→ Entries provided

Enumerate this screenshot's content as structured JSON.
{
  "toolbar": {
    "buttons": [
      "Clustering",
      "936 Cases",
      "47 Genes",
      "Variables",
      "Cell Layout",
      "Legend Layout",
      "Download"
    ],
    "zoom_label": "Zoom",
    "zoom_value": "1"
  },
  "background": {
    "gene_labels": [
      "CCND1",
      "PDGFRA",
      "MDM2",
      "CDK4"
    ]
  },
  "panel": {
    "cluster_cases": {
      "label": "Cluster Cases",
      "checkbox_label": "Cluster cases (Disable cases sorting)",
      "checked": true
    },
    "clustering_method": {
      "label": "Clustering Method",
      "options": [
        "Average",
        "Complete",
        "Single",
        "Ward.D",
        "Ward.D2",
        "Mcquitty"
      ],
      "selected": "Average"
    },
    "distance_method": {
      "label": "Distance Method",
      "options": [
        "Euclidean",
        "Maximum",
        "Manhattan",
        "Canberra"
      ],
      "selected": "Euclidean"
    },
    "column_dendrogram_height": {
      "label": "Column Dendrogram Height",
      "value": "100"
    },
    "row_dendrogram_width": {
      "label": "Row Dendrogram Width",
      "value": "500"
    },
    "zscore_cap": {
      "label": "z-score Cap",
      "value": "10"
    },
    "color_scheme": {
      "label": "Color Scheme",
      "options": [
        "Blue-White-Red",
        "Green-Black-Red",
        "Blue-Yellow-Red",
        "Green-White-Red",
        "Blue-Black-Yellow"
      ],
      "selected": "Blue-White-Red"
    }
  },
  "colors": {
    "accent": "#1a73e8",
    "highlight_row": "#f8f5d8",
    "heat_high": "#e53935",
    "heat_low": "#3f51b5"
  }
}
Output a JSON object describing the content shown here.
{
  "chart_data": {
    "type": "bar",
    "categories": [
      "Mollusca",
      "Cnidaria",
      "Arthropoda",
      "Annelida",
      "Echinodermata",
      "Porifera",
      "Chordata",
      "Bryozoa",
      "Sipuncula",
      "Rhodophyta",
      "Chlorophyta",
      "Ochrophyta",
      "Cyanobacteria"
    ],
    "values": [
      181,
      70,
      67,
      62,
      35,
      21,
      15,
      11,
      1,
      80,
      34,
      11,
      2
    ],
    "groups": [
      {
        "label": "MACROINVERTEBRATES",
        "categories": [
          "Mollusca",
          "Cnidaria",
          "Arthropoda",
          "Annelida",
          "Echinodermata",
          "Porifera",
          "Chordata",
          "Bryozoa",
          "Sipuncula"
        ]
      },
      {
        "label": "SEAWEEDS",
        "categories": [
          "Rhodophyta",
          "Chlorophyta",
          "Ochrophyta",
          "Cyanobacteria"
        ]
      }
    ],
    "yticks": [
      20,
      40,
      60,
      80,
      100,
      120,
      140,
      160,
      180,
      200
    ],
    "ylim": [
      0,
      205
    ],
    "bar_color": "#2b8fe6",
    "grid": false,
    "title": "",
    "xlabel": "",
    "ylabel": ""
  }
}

→ Exercise details
Copy out, from the data above, each line where the string "JSON" is present.

→ Your solution
Enumerate this screenshot's content as structured JSON.
Output a JSON object describing the content shown here.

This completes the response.